— AIM OF THE TASK —
Reproduce all records verbatim.

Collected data
■ ■ ■ ■ ■ ■ ■

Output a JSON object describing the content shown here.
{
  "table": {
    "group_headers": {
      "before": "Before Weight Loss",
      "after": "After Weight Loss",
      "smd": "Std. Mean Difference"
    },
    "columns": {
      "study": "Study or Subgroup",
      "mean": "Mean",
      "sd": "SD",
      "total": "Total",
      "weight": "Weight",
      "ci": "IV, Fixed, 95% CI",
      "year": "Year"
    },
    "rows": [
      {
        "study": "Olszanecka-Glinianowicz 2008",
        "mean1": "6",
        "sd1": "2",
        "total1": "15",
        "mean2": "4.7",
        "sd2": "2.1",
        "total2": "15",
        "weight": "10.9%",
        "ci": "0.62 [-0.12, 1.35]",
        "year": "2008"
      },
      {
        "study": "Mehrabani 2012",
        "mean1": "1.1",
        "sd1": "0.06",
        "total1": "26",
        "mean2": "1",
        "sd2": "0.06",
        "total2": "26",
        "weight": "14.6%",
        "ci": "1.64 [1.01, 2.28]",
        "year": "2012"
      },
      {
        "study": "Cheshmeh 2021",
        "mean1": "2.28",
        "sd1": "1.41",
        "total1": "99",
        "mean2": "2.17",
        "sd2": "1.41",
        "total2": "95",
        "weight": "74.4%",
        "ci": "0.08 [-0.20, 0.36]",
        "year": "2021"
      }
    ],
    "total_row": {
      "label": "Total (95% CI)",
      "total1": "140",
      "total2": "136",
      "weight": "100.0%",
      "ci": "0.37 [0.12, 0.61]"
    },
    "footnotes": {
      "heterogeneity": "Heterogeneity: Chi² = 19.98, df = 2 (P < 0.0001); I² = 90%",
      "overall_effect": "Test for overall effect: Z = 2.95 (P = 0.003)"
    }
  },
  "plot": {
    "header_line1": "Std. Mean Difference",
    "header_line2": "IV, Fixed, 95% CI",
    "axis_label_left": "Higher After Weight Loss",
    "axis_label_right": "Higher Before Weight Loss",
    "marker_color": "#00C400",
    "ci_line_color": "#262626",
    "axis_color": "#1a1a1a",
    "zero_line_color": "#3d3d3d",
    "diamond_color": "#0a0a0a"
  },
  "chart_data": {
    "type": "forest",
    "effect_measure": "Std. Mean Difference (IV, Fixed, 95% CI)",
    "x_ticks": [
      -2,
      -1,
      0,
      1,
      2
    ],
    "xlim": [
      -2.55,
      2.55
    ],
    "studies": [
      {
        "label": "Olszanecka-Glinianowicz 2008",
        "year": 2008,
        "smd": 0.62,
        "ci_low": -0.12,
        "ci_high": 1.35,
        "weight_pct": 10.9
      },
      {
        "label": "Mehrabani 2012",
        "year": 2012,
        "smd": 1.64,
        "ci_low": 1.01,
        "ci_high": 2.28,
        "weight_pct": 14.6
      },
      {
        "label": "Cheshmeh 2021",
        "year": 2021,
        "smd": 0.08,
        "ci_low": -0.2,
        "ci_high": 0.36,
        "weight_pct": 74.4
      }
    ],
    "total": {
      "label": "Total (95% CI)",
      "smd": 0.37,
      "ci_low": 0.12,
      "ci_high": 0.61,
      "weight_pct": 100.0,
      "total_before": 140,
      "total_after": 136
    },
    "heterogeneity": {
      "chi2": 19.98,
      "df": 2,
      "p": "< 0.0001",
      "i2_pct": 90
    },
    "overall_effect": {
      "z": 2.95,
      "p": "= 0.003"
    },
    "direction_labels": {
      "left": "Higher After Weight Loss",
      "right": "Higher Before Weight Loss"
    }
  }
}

■ ■ ■ ■ ■ ■ ■

— FULL ANSWER —
Output a JSON object describing the content shown here.
{
  "table": {
    "group_headers": {
      "before": "Before Weight Loss",
      "after": "After Weight Loss",
      "smd": "Std. Mean Difference"
    },
    "columns": {
      "study": "Study or Subgroup",
      "mean": "Mean",
      "sd": "SD",
      "total": "Total",
      "weight": "Weight",
      "ci": "IV, Fixed, 95% CI",
      "year": "Year"
    },
    "rows": [
      {
        "study": "Olszanecka-Glinianowicz 2008",
        "mean1": "6",
        "sd1": "2",
        "total1": "15",
        "mean2": "4.7",
        "sd2": "2.1",
        "total2": "15",
        "weight": "10.9%",
        "ci": "0.62 [-0.12, 1.35]",
        "year": "2008"
      },
      {
        "study": "Mehrabani 2012",
        "mean1": "1.1",
        "sd1": "0.06",
        "total1": "26",
        "mean2": "1",
        "sd2": "0.06",
        "total2": "26",
        "weight": "14.6%",
        "ci": "1.64 [1.01, 2.28]",
        "year": "2012"
      },
      {
        "study": "Cheshmeh 2021",
        "mean1": "2.28",
        "sd1": "1.41",
        "total1": "99",
        "mean2": "2.17",
        "sd2": "1.41",
        "total2": "95",
        "weight": "74.4%",
        "ci": "0.08 [-0.20, 0.36]",
        "year": "2021"
      }
    ],
    "total_row": {
      "label": "Total (95% CI)",
      "total1": "140",
      "total2": "136",
      "weight": "100.0%",
      "ci": "0.37 [0.12, 0.61]"
    },
    "footnotes": {
      "heterogeneity": "Heterogeneity: Chi² = 19.98, df = 2 (P < 0.0001); I² = 90%",
      "overall_effect": "Test for overall effect: Z = 2.95 (P = 0.003)"
    }
  },
  "plot": {
    "header_line1": "Std. Mean Difference",
    "header_line2": "IV, Fixed, 95% CI",
    "axis_label_left": "Higher After Weight Loss",
    "axis_label_right": "Higher Before Weight Loss",
    "marker_color": "#00C400",
    "ci_line_color": "#262626",
    "axis_color": "#1a1a1a",
    "zero_line_color": "#3d3d3d",
    "diamond_color": "#0a0a0a"
  },
  "chart_data": {
    "type": "forest",
    "effect_measure": "Std. Mean Difference (IV, Fixed, 95% CI)",
    "x_ticks": [
      -2,
      -1,
      0,
      1,
      2
    ],
    "xlim": [
      -2.55,
      2.55
    ],
    "studies": [
      {
        "label": "Olszanecka-Glinianowicz 2008",
        "year": 2008,
        "smd": 0.62,
        "ci_low": -0.12,
        "ci_high": 1.35,
        "weight_pct": 10.9
      },
      {
        "label": "Mehrabani 2012",
        "year": 2012,
        "smd": 1.64,
        "ci_low": 1.01,
        "ci_high": 2.28,
        "weight_pct": 14.6
      },
      {
        "label": "Cheshmeh 2021",
        "year": 2021,
        "smd": 0.08,
        "ci_low": -0.2,
        "ci_high": 0.36,
        "weight_pct": 74.4
      }
    ],
    "total": {
      "label": "Total (95% CI)",
      "smd": 0.37,
      "ci_low": 0.12,
      "ci_high": 0.61,
      "weight_pct": 100.0,
      "total_before": 140,
      "total_after": 136
    },
    "heterogeneity": {
      "chi2": 19.98,
      "df": 2,
      "p": "< 0.0001",
      "i2_pct": 90
    },
    "overall_effect": {
      "z": 2.95,
      "p": "= 0.003"
    },
    "direction_labels": {
      "left": "Higher After Weight Loss",
      "right": "Higher Before Weight Loss"
    }
  }
}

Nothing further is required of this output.